**WHAT NEEDS TO BE DONE:**
Find the lines holding the string "values" in the data, then copy all of them.

**MATERIAL:**
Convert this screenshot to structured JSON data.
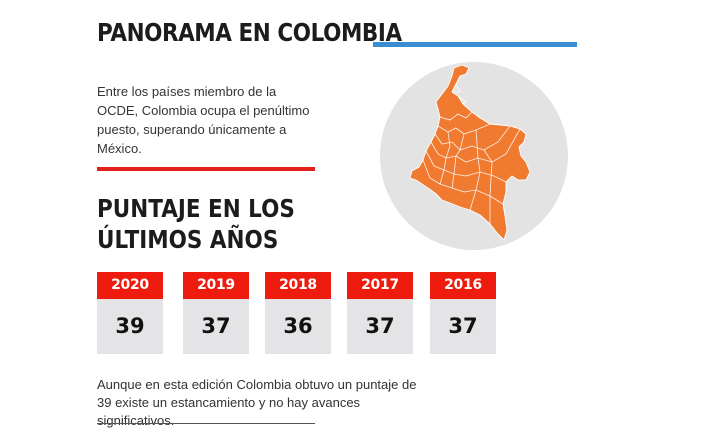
{
  "title": "PANORAMA EN COLOMBIA",
  "intro": "Entre los países miembro de la OCDE, Colombia ocupa el penúltimo puesto, superando únicamente a México.",
  "subtitle_line1": "PUNTAJE EN LOS",
  "subtitle_line2": "ÚLTIMOS AÑOS",
  "scores": [
    {
      "year": "2020",
      "score": "39"
    },
    {
      "year": "2019",
      "score": "37"
    },
    {
      "year": "2018",
      "score": "36"
    },
    {
      "year": "2017",
      "score": "37"
    },
    {
      "year": "2016",
      "score": "37"
    }
  ],
  "footer": "Aunque en esta edición Colombia obtuvo un puntaje de 39 existe un estancamiento y no hay avances significativos.",
  "colors": {
    "accent_red": "#ed1c0e",
    "accent_blue": "#3a8dd0",
    "map_orange": "#f07a30",
    "card_gray": "#e4e4e6"
  },
  "map_icon": "colombia-map-icon"
}
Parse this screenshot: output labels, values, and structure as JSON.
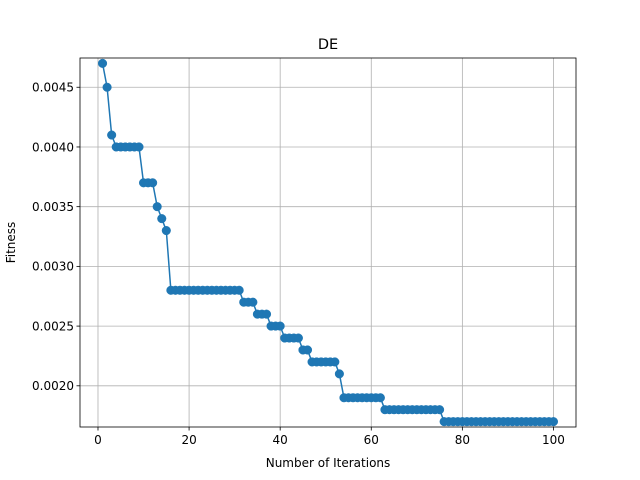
{
  "chart_data": {
    "type": "line",
    "title": "DE",
    "xlabel": "Number of Iterations",
    "ylabel": "Fitness",
    "xlim": [
      -3.95,
      104.95
    ],
    "ylim": [
      0.001655,
      0.004745
    ],
    "xticks": [
      0,
      20,
      40,
      60,
      80,
      100
    ],
    "yticks": [
      0.002,
      0.0025,
      0.003,
      0.0035,
      0.004,
      0.0045
    ],
    "ytick_labels": [
      "0.0020",
      "0.0025",
      "0.0030",
      "0.0035",
      "0.0040",
      "0.0045"
    ],
    "grid": true,
    "line_color": "#1f77b4",
    "marker": "circle",
    "series": [
      {
        "x": [
          1,
          2,
          3,
          4,
          5,
          6,
          7,
          8,
          9,
          10,
          11,
          12,
          13,
          14,
          15,
          16,
          17,
          18,
          19,
          20,
          21,
          22,
          23,
          24,
          25,
          26,
          27,
          28,
          29,
          30,
          31,
          32,
          33,
          34,
          35,
          36,
          37,
          38,
          39,
          40,
          41,
          42,
          43,
          44,
          45,
          46,
          47,
          48,
          49,
          50,
          51,
          52,
          53,
          54,
          55,
          56,
          57,
          58,
          59,
          60,
          61,
          62,
          63,
          64,
          65,
          66,
          67,
          68,
          69,
          70,
          71,
          72,
          73,
          74,
          75,
          76,
          77,
          78,
          79,
          80,
          81,
          82,
          83,
          84,
          85,
          86,
          87,
          88,
          89,
          90,
          91,
          92,
          93,
          94,
          95,
          96,
          97,
          98,
          99,
          100
        ],
        "values": [
          0.0047,
          0.0045,
          0.0041,
          0.004,
          0.004,
          0.004,
          0.004,
          0.004,
          0.004,
          0.0037,
          0.0037,
          0.0037,
          0.0035,
          0.0034,
          0.0033,
          0.0028,
          0.0028,
          0.0028,
          0.0028,
          0.0028,
          0.0028,
          0.0028,
          0.0028,
          0.0028,
          0.0028,
          0.0028,
          0.0028,
          0.0028,
          0.0028,
          0.0028,
          0.0028,
          0.0027,
          0.0027,
          0.0027,
          0.0026,
          0.0026,
          0.0026,
          0.0025,
          0.0025,
          0.0025,
          0.0024,
          0.0024,
          0.0024,
          0.0024,
          0.0023,
          0.0023,
          0.0022,
          0.0022,
          0.0022,
          0.0022,
          0.0022,
          0.0022,
          0.0021,
          0.0019,
          0.0019,
          0.0019,
          0.0019,
          0.0019,
          0.0019,
          0.0019,
          0.0019,
          0.0019,
          0.0018,
          0.0018,
          0.0018,
          0.0018,
          0.0018,
          0.0018,
          0.0018,
          0.0018,
          0.0018,
          0.0018,
          0.0018,
          0.0018,
          0.0018,
          0.0017,
          0.0017,
          0.0017,
          0.0017,
          0.0017,
          0.0017,
          0.0017,
          0.0017,
          0.0017,
          0.0017,
          0.0017,
          0.0017,
          0.0017,
          0.0017,
          0.0017,
          0.0017,
          0.0017,
          0.0017,
          0.0017,
          0.0017,
          0.0017,
          0.0017,
          0.0017,
          0.0017,
          0.0017
        ]
      }
    ]
  }
}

**RESPONSE FOR THIS EXERCISE:**
Parse this screenshot: output labels, values, and structure as JSON.
        "values": [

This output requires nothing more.